Short exercise >>
Each entry below must be repeated exactly, with pictures left out.

Data entries for graphics:
= = = = =

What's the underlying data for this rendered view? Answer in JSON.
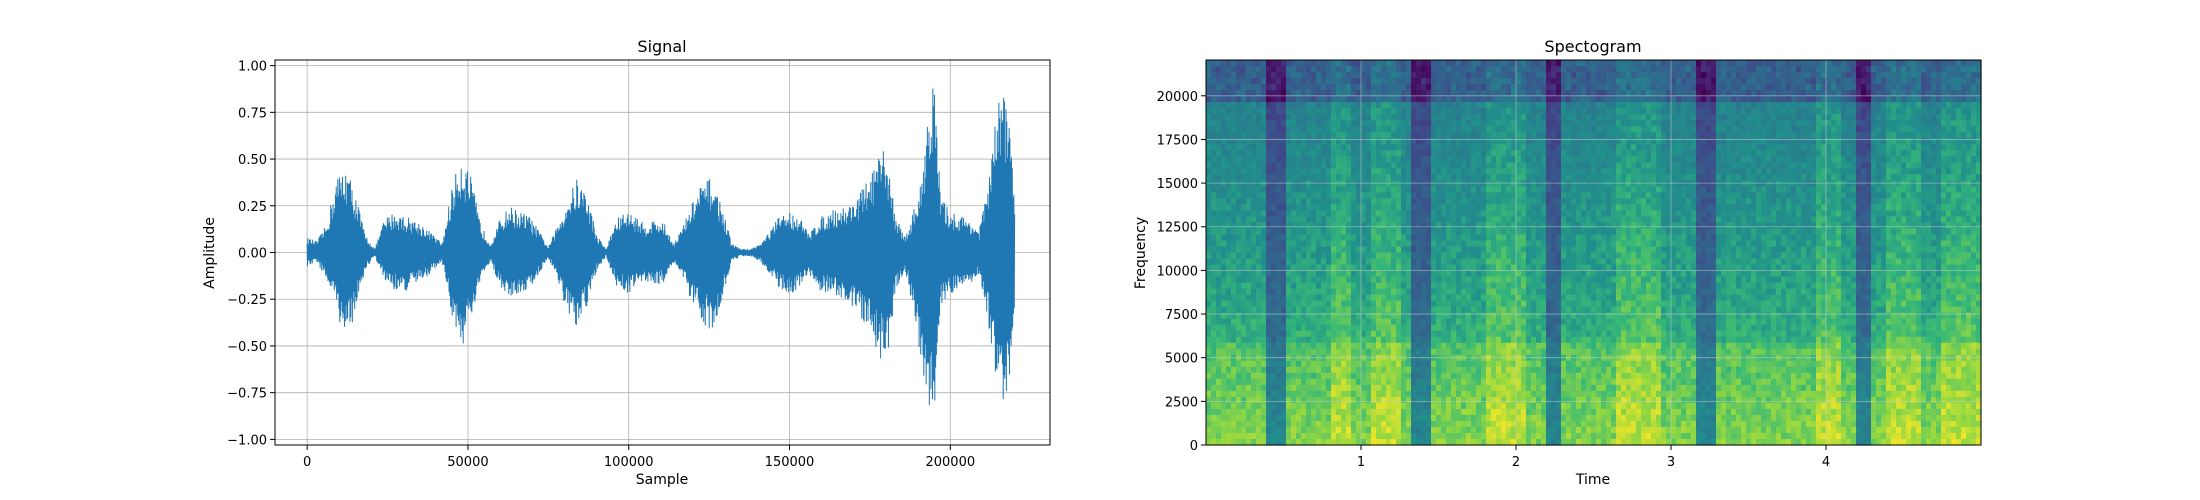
{
  "chart_data": [
    {
      "type": "line",
      "title": "Signal",
      "xlabel": "Sample",
      "ylabel": "Amplitude",
      "xlim": [
        -10000,
        231000
      ],
      "ylim": [
        -1.03,
        1.03
      ],
      "x_ticks": [
        0,
        50000,
        100000,
        150000,
        200000
      ],
      "y_ticks": [
        1.0,
        0.75,
        0.5,
        0.25,
        0.0,
        -0.25,
        -0.5,
        -0.75,
        -1.0
      ],
      "x_tick_labels": [
        "0",
        "50000",
        "100000",
        "150000",
        "200000"
      ],
      "y_tick_labels": [
        "1.00",
        "0.75",
        "0.50",
        "0.25",
        "0.00",
        "−0.25",
        "−0.50",
        "−0.75",
        "−1.00"
      ],
      "grid": true,
      "color": "#1f77b4",
      "envelope": {
        "x": [
          0,
          3000,
          6000,
          9000,
          12000,
          15000,
          18000,
          21000,
          24000,
          27000,
          30000,
          33000,
          36000,
          39000,
          42000,
          45000,
          48000,
          51000,
          54000,
          57000,
          60000,
          63000,
          66000,
          69000,
          72000,
          75000,
          78000,
          81000,
          84000,
          87000,
          90000,
          93000,
          96000,
          99000,
          102000,
          105000,
          108000,
          111000,
          114000,
          117000,
          120000,
          123000,
          126000,
          129000,
          132000,
          135000,
          138000,
          141000,
          144000,
          147000,
          150000,
          153000,
          156000,
          159000,
          162000,
          165000,
          168000,
          171000,
          174000,
          177000,
          180000,
          183000,
          186000,
          189000,
          191000,
          193000,
          195000,
          197000,
          200000,
          203000,
          206000,
          209000,
          212000,
          214000,
          216000,
          218000,
          220000
        ],
        "upper": [
          0.08,
          0.06,
          0.15,
          0.4,
          0.47,
          0.32,
          0.1,
          0.02,
          0.18,
          0.22,
          0.2,
          0.18,
          0.15,
          0.1,
          0.05,
          0.35,
          0.53,
          0.4,
          0.15,
          0.05,
          0.18,
          0.25,
          0.22,
          0.2,
          0.12,
          0.03,
          0.15,
          0.3,
          0.4,
          0.32,
          0.1,
          0.02,
          0.18,
          0.22,
          0.2,
          0.15,
          0.18,
          0.16,
          0.05,
          0.15,
          0.28,
          0.38,
          0.4,
          0.25,
          0.05,
          0.02,
          0.02,
          0.05,
          0.12,
          0.2,
          0.22,
          0.2,
          0.1,
          0.18,
          0.22,
          0.24,
          0.25,
          0.3,
          0.38,
          0.48,
          0.57,
          0.2,
          0.08,
          0.25,
          0.38,
          0.8,
          0.93,
          0.3,
          0.22,
          0.2,
          0.18,
          0.12,
          0.4,
          0.7,
          0.9,
          0.85,
          0.3
        ],
        "lower": [
          -0.08,
          -0.05,
          -0.15,
          -0.3,
          -0.5,
          -0.32,
          -0.1,
          -0.02,
          -0.15,
          -0.2,
          -0.22,
          -0.18,
          -0.15,
          -0.1,
          -0.05,
          -0.35,
          -0.52,
          -0.38,
          -0.15,
          -0.05,
          -0.18,
          -0.25,
          -0.22,
          -0.2,
          -0.12,
          -0.03,
          -0.15,
          -0.35,
          -0.42,
          -0.3,
          -0.1,
          -0.02,
          -0.18,
          -0.22,
          -0.2,
          -0.15,
          -0.18,
          -0.16,
          -0.05,
          -0.15,
          -0.3,
          -0.38,
          -0.42,
          -0.25,
          -0.05,
          -0.02,
          -0.02,
          -0.05,
          -0.12,
          -0.2,
          -0.22,
          -0.2,
          -0.12,
          -0.2,
          -0.22,
          -0.24,
          -0.28,
          -0.32,
          -0.4,
          -0.55,
          -0.62,
          -0.2,
          -0.1,
          -0.35,
          -0.6,
          -0.85,
          -0.93,
          -0.3,
          -0.22,
          -0.2,
          -0.18,
          -0.12,
          -0.4,
          -0.7,
          -0.8,
          -0.75,
          -0.3
        ]
      }
    },
    {
      "type": "heatmap",
      "title": "Spectogram",
      "xlabel": "Time",
      "ylabel": "Frequency",
      "xlim": [
        0,
        5.0
      ],
      "ylim": [
        0,
        22050
      ],
      "x_ticks": [
        1,
        2,
        3,
        4
      ],
      "y_ticks": [
        0,
        2500,
        5000,
        7500,
        10000,
        12500,
        15000,
        17500,
        20000
      ],
      "x_tick_labels": [
        "1",
        "2",
        "3",
        "4"
      ],
      "y_tick_labels": [
        "0",
        "2500",
        "5000",
        "7500",
        "10000",
        "12500",
        "15000",
        "17500",
        "20000"
      ],
      "grid": true,
      "colormap": "viridis",
      "quiet_time_bands": [
        [
          0.4,
          0.52
        ],
        [
          1.33,
          1.45
        ],
        [
          2.2,
          2.3
        ],
        [
          3.17,
          3.3
        ],
        [
          4.18,
          4.3
        ]
      ],
      "bright_time_bands": [
        [
          0.8,
          0.95
        ],
        [
          1.05,
          1.25
        ],
        [
          1.82,
          2.05
        ],
        [
          2.65,
          2.95
        ],
        [
          3.95,
          4.1
        ],
        [
          4.4,
          4.6
        ],
        [
          4.75,
          5.0
        ]
      ]
    }
  ]
}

= = = = =

Solved problem >>
What's the underlying data for this rendered view? Answer in JSON.
{
  "chart_data": [
    {
      "type": "line",
      "title": "Signal",
      "xlabel": "Sample",
      "ylabel": "Amplitude",
      "xlim": [
        -10000,
        231000
      ],
      "ylim": [
        -1.03,
        1.03
      ],
      "x_ticks": [
        0,
        50000,
        100000,
        150000,
        200000
      ],
      "y_ticks": [
        1.0,
        0.75,
        0.5,
        0.25,
        0.0,
        -0.25,
        -0.5,
        -0.75,
        -1.0
      ],
      "x_tick_labels": [
        "0",
        "50000",
        "100000",
        "150000",
        "200000"
      ],
      "y_tick_labels": [
        "1.00",
        "0.75",
        "0.50",
        "0.25",
        "0.00",
        "−0.25",
        "−0.50",
        "−0.75",
        "−1.00"
      ],
      "grid": true,
      "color": "#1f77b4",
      "envelope": {
        "x": [
          0,
          3000,
          6000,
          9000,
          12000,
          15000,
          18000,
          21000,
          24000,
          27000,
          30000,
          33000,
          36000,
          39000,
          42000,
          45000,
          48000,
          51000,
          54000,
          57000,
          60000,
          63000,
          66000,
          69000,
          72000,
          75000,
          78000,
          81000,
          84000,
          87000,
          90000,
          93000,
          96000,
          99000,
          102000,
          105000,
          108000,
          111000,
          114000,
          117000,
          120000,
          123000,
          126000,
          129000,
          132000,
          135000,
          138000,
          141000,
          144000,
          147000,
          150000,
          153000,
          156000,
          159000,
          162000,
          165000,
          168000,
          171000,
          174000,
          177000,
          180000,
          183000,
          186000,
          189000,
          191000,
          193000,
          195000,
          197000,
          200000,
          203000,
          206000,
          209000,
          212000,
          214000,
          216000,
          218000,
          220000
        ],
        "upper": [
          0.08,
          0.06,
          0.15,
          0.4,
          0.47,
          0.32,
          0.1,
          0.02,
          0.18,
          0.22,
          0.2,
          0.18,
          0.15,
          0.1,
          0.05,
          0.35,
          0.53,
          0.4,
          0.15,
          0.05,
          0.18,
          0.25,
          0.22,
          0.2,
          0.12,
          0.03,
          0.15,
          0.3,
          0.4,
          0.32,
          0.1,
          0.02,
          0.18,
          0.22,
          0.2,
          0.15,
          0.18,
          0.16,
          0.05,
          0.15,
          0.28,
          0.38,
          0.4,
          0.25,
          0.05,
          0.02,
          0.02,
          0.05,
          0.12,
          0.2,
          0.22,
          0.2,
          0.1,
          0.18,
          0.22,
          0.24,
          0.25,
          0.3,
          0.38,
          0.48,
          0.57,
          0.2,
          0.08,
          0.25,
          0.38,
          0.8,
          0.93,
          0.3,
          0.22,
          0.2,
          0.18,
          0.12,
          0.4,
          0.7,
          0.9,
          0.85,
          0.3
        ],
        "lower": [
          -0.08,
          -0.05,
          -0.15,
          -0.3,
          -0.5,
          -0.32,
          -0.1,
          -0.02,
          -0.15,
          -0.2,
          -0.22,
          -0.18,
          -0.15,
          -0.1,
          -0.05,
          -0.35,
          -0.52,
          -0.38,
          -0.15,
          -0.05,
          -0.18,
          -0.25,
          -0.22,
          -0.2,
          -0.12,
          -0.03,
          -0.15,
          -0.35,
          -0.42,
          -0.3,
          -0.1,
          -0.02,
          -0.18,
          -0.22,
          -0.2,
          -0.15,
          -0.18,
          -0.16,
          -0.05,
          -0.15,
          -0.3,
          -0.38,
          -0.42,
          -0.25,
          -0.05,
          -0.02,
          -0.02,
          -0.05,
          -0.12,
          -0.2,
          -0.22,
          -0.2,
          -0.12,
          -0.2,
          -0.22,
          -0.24,
          -0.28,
          -0.32,
          -0.4,
          -0.55,
          -0.62,
          -0.2,
          -0.1,
          -0.35,
          -0.6,
          -0.85,
          -0.93,
          -0.3,
          -0.22,
          -0.2,
          -0.18,
          -0.12,
          -0.4,
          -0.7,
          -0.8,
          -0.75,
          -0.3
        ]
      }
    },
    {
      "type": "heatmap",
      "title": "Spectogram",
      "xlabel": "Time",
      "ylabel": "Frequency",
      "xlim": [
        0,
        5.0
      ],
      "ylim": [
        0,
        22050
      ],
      "x_ticks": [
        1,
        2,
        3,
        4
      ],
      "y_ticks": [
        0,
        2500,
        5000,
        7500,
        10000,
        12500,
        15000,
        17500,
        20000
      ],
      "x_tick_labels": [
        "1",
        "2",
        "3",
        "4"
      ],
      "y_tick_labels": [
        "0",
        "2500",
        "5000",
        "7500",
        "10000",
        "12500",
        "15000",
        "17500",
        "20000"
      ],
      "grid": true,
      "colormap": "viridis",
      "quiet_time_bands": [
        [
          0.4,
          0.52
        ],
        [
          1.33,
          1.45
        ],
        [
          2.2,
          2.3
        ],
        [
          3.17,
          3.3
        ],
        [
          4.18,
          4.3
        ]
      ],
      "bright_time_bands": [
        [
          0.8,
          0.95
        ],
        [
          1.05,
          1.25
        ],
        [
          1.82,
          2.05
        ],
        [
          2.65,
          2.95
        ],
        [
          3.95,
          4.1
        ],
        [
          4.4,
          4.6
        ],
        [
          4.75,
          5.0
        ]
      ]
    }
  ]
}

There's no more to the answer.